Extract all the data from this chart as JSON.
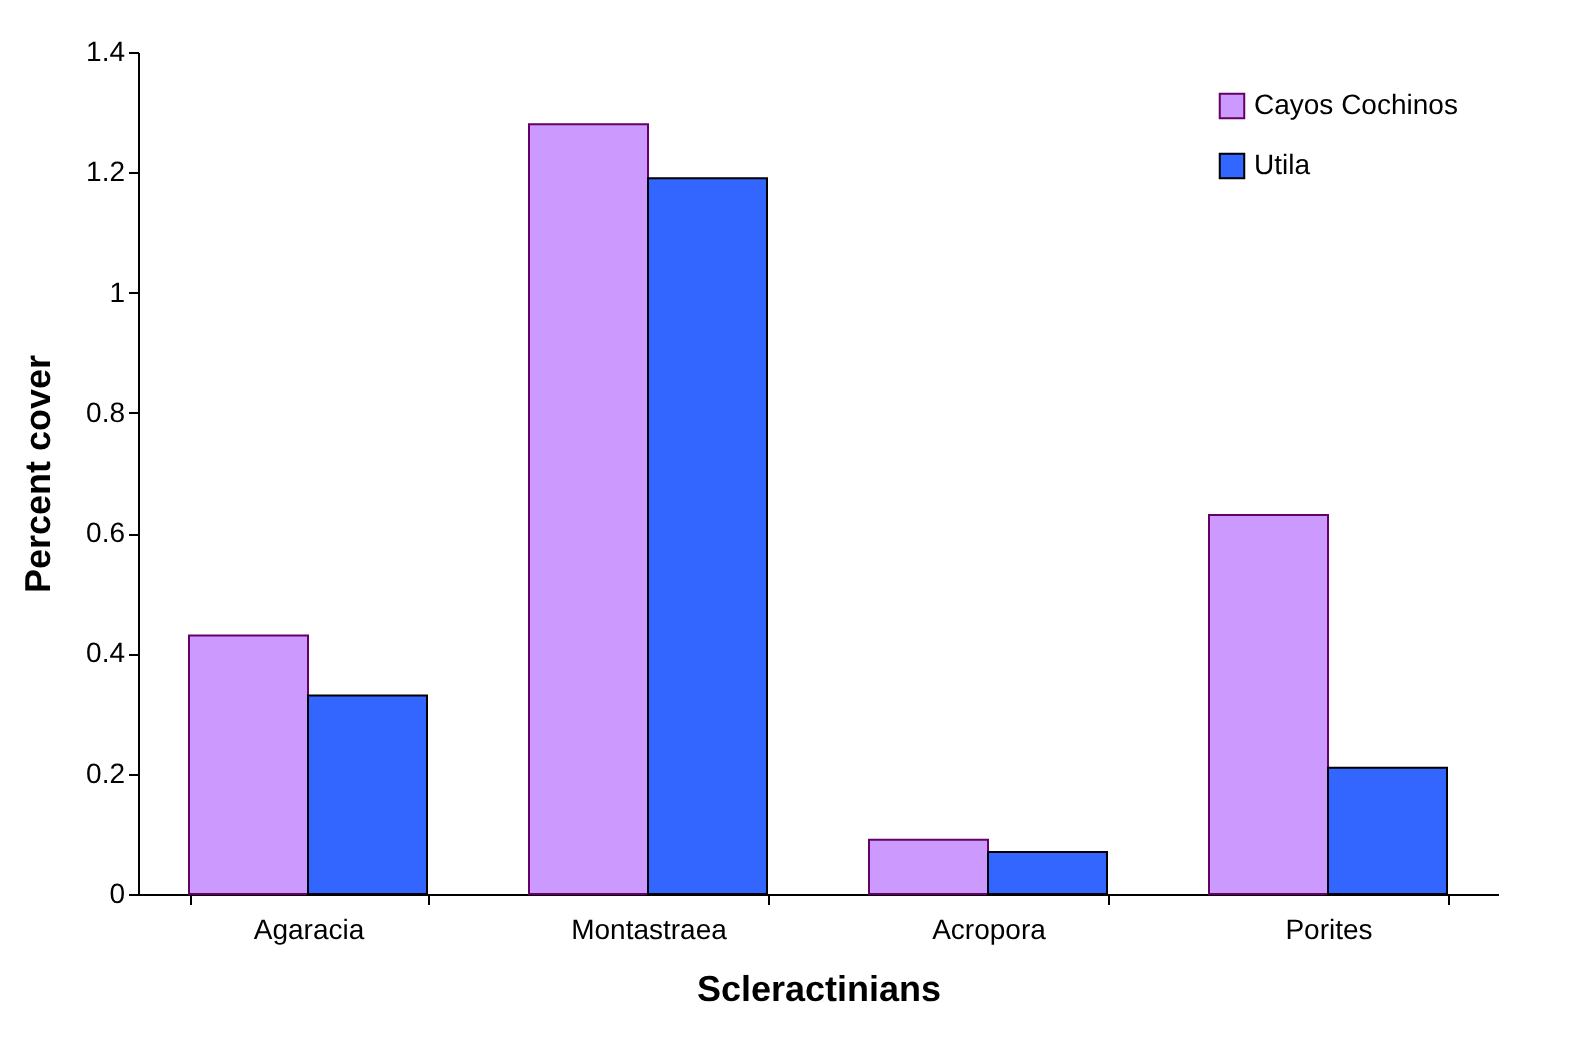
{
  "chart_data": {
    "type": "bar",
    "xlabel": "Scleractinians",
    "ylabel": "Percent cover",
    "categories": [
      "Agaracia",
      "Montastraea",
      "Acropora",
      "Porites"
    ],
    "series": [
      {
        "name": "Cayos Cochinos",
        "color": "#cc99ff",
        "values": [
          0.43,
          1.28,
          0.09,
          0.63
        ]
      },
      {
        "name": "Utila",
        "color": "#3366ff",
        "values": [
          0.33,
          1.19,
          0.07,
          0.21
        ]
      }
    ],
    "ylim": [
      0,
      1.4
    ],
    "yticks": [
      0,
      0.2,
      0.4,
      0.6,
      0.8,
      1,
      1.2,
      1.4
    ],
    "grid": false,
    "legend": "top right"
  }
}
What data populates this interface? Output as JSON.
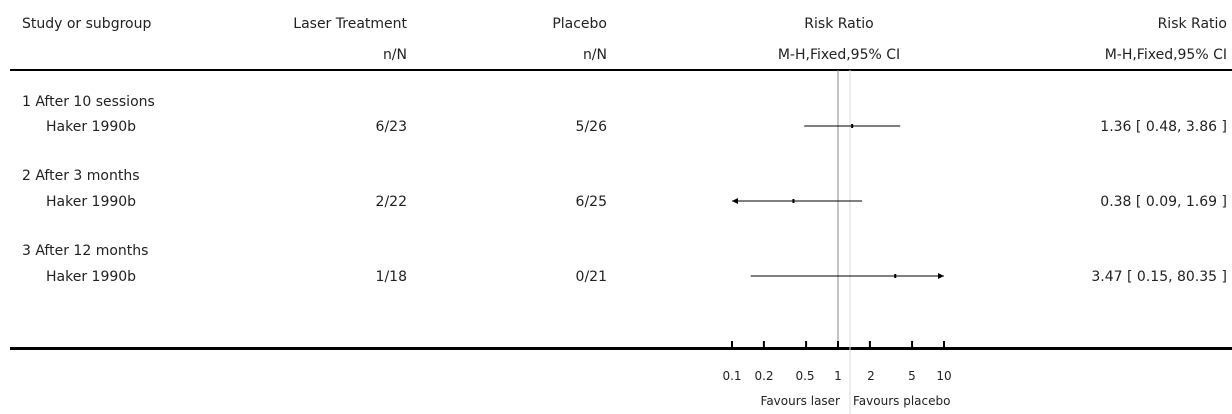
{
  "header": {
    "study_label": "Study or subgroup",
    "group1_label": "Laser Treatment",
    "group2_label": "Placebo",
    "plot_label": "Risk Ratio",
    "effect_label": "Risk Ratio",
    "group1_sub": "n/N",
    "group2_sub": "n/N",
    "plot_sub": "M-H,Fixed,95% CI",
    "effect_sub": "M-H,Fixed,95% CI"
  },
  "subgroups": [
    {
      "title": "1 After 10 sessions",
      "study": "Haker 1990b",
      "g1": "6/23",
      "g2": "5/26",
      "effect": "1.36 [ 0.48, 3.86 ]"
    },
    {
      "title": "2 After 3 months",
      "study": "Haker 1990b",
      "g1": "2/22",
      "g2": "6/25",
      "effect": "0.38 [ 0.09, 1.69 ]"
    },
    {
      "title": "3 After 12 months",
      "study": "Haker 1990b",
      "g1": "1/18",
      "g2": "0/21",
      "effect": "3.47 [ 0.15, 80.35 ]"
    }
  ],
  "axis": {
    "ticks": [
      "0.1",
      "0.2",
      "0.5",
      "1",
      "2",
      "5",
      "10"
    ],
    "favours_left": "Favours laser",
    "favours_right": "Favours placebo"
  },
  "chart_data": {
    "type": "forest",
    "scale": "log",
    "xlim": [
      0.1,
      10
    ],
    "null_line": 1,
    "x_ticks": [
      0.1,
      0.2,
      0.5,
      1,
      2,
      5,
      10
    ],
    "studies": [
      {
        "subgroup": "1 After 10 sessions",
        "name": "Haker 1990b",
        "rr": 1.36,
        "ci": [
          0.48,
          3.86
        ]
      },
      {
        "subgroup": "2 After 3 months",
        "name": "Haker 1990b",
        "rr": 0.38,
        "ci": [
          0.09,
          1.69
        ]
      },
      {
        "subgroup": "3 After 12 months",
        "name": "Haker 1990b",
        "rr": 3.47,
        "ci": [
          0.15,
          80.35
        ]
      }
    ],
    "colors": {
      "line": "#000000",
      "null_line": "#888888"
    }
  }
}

※

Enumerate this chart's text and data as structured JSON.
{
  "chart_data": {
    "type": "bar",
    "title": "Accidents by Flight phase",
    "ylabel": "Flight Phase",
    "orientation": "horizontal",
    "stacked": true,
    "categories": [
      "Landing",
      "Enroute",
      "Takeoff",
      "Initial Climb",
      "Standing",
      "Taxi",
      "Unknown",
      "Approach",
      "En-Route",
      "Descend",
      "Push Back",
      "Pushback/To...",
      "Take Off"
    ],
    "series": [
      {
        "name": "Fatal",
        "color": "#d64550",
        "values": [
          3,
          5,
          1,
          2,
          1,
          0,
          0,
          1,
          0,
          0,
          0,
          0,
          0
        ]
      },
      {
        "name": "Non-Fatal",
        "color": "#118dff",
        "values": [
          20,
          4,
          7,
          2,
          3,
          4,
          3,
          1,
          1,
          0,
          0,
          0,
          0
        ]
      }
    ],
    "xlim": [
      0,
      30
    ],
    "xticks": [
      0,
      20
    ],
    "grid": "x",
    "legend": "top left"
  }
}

※

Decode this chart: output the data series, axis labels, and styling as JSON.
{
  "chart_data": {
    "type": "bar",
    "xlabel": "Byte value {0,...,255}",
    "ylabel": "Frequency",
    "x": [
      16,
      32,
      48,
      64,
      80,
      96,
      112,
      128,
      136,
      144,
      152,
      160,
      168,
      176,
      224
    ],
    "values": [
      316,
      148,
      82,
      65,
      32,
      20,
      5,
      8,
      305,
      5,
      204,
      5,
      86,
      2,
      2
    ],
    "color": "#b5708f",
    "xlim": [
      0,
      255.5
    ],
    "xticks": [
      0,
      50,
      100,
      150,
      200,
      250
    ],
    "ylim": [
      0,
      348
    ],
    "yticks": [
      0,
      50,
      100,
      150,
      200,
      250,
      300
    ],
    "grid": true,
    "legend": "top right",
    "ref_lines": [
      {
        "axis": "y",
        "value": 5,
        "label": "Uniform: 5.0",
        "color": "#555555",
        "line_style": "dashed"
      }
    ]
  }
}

※

Task description: Show all lines above holding "sessions".

Task solution:
      "title": "1 After 10 sessions",
        "subgroup": "1 After 10 sessions",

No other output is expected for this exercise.